WRITTEN TASK:
In the records that follow, locate every line with "ensemble" and extract it.
★ ★ ★ ★ ★
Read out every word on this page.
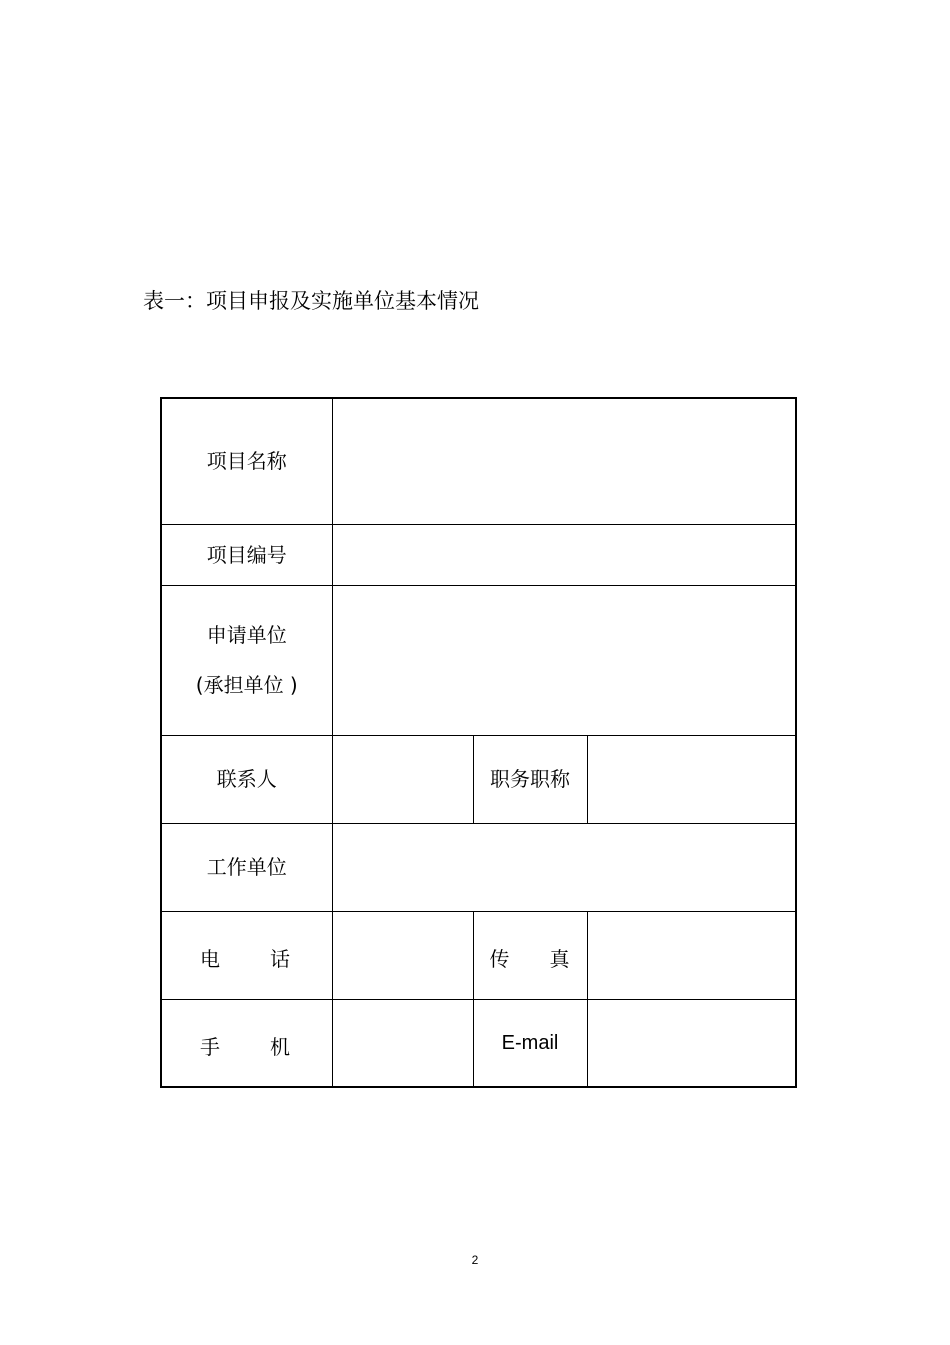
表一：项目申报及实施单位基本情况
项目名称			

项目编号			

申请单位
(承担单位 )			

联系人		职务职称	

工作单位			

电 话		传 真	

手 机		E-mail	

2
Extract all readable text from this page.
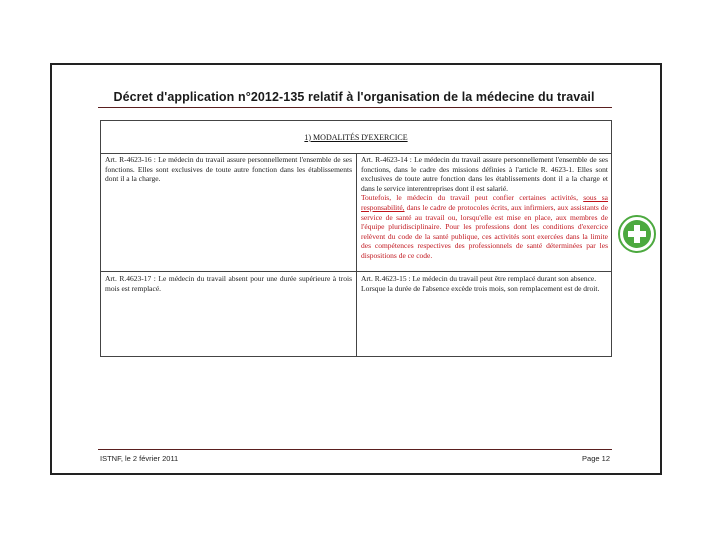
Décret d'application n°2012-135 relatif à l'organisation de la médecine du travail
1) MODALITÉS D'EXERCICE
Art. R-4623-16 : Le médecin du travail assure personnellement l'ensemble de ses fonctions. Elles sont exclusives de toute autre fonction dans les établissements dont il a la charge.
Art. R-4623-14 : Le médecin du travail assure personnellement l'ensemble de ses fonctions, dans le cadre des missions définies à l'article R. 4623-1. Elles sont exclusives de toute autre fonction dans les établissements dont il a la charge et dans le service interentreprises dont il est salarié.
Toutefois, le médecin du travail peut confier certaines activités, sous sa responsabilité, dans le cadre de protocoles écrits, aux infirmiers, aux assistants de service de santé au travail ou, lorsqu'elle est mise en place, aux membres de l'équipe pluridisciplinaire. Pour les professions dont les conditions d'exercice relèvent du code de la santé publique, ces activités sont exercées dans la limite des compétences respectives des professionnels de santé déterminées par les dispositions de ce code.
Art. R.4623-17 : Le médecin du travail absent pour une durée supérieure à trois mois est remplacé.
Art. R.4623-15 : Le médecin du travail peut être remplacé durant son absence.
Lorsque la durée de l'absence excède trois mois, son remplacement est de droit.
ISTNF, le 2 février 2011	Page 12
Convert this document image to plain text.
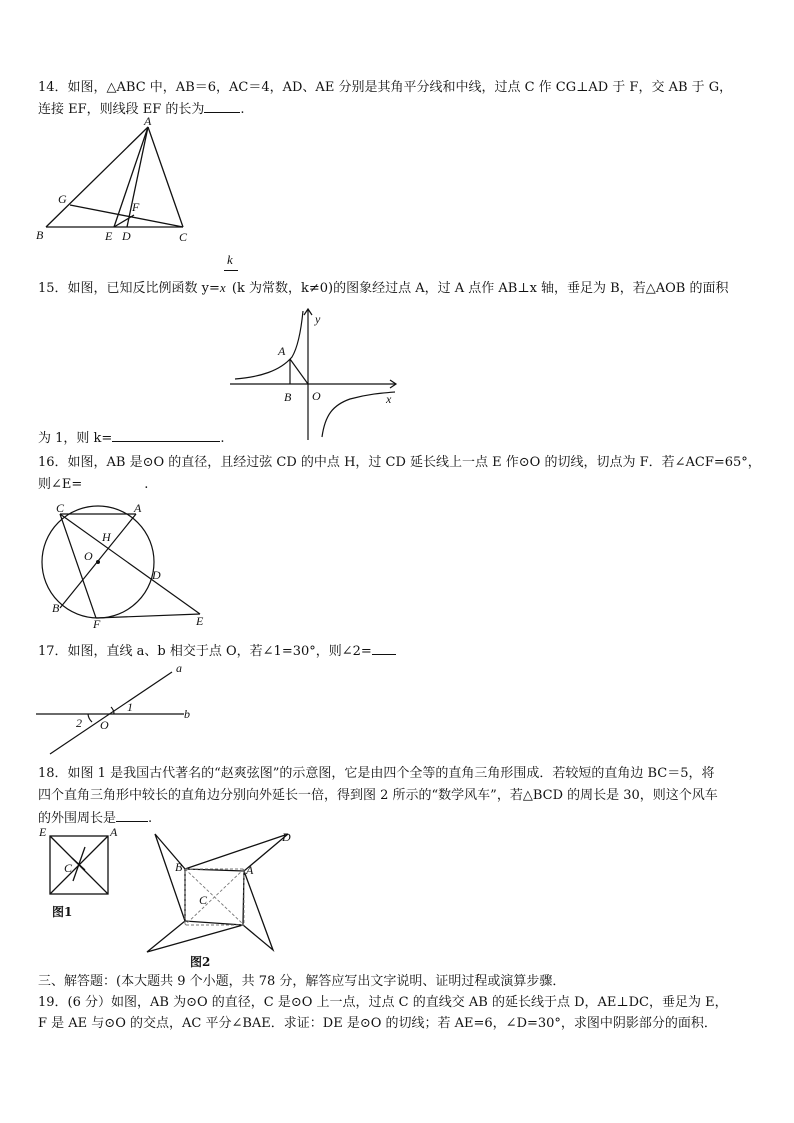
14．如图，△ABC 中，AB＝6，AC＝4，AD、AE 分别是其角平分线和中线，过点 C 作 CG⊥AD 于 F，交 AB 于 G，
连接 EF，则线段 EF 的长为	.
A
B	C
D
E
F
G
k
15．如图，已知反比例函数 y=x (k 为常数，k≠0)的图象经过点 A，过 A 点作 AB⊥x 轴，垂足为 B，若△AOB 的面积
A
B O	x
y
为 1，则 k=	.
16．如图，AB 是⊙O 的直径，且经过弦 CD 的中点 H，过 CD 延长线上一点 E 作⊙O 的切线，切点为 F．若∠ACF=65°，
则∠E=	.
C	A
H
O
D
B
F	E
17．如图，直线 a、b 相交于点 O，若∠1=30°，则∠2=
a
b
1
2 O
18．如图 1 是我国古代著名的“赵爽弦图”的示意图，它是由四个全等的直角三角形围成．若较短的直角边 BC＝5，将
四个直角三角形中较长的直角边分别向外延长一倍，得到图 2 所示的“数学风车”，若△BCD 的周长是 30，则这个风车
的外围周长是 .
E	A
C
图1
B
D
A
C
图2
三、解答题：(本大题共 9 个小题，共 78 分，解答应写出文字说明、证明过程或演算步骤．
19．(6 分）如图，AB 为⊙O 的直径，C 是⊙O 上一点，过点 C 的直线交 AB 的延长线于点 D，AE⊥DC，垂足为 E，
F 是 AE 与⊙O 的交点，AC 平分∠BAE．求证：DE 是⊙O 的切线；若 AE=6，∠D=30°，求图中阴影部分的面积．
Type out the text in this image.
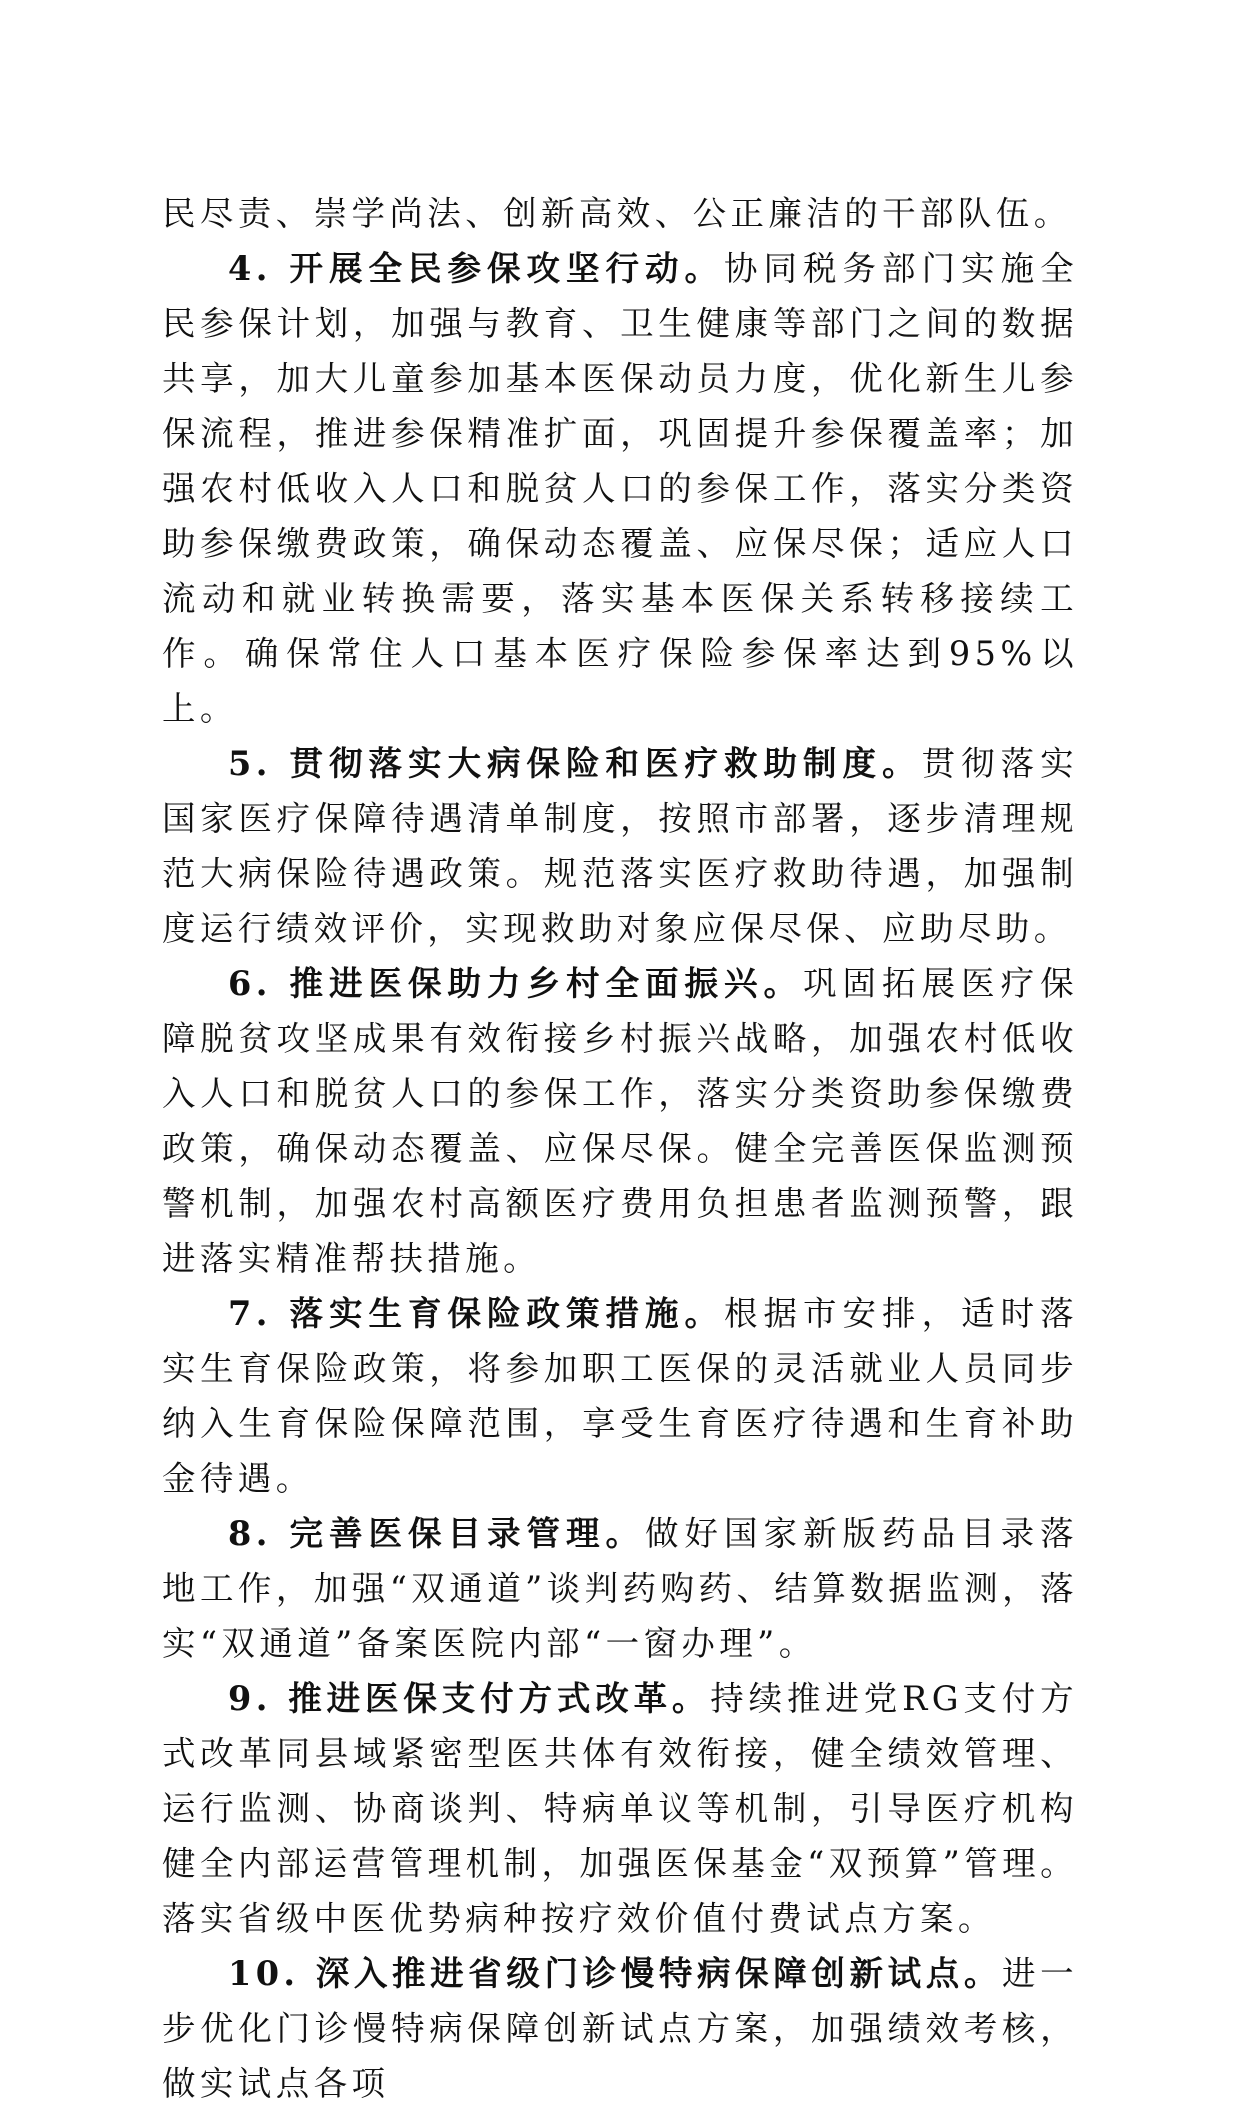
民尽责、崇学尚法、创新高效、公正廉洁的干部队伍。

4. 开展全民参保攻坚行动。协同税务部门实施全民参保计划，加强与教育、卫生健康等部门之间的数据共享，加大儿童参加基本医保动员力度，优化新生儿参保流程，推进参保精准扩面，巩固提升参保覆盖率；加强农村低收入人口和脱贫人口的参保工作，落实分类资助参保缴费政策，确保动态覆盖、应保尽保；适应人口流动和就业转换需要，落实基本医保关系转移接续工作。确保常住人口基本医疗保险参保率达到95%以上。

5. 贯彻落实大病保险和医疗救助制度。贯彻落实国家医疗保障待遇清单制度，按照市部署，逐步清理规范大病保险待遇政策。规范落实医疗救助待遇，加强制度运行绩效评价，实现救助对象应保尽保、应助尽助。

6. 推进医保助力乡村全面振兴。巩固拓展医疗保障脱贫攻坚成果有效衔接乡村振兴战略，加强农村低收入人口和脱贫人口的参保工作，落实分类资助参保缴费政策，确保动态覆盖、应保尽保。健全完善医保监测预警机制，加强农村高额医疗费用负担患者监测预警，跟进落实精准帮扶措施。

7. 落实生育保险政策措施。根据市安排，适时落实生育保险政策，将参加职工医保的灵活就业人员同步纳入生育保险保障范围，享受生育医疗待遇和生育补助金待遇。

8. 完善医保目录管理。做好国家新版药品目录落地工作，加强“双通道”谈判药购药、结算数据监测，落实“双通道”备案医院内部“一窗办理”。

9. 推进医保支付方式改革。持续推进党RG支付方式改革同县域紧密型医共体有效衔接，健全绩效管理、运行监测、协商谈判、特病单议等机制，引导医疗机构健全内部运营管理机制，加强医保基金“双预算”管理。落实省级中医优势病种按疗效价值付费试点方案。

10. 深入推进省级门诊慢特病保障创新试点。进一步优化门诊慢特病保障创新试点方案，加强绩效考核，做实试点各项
★ ★ ★ ★ ★
SOLUTION FOR THIS PROBLEM:
Art. R-4623-16 : Le médecin du travail assure personnellement l'ensemble de ses fonctions. Elles sont exclusives de toute autre fonction dans les établissements dont il a la charge.
Art. R-4623-14 : Le médecin du travail assure personnellement l'ensemble de ses fonctions, dans le cadre des missions définies à l'article R. 4623-1. Elles sont exclusives de toute autre fonction dans les établissements dont il a la charge et dans le service interentreprises dont il est salarié.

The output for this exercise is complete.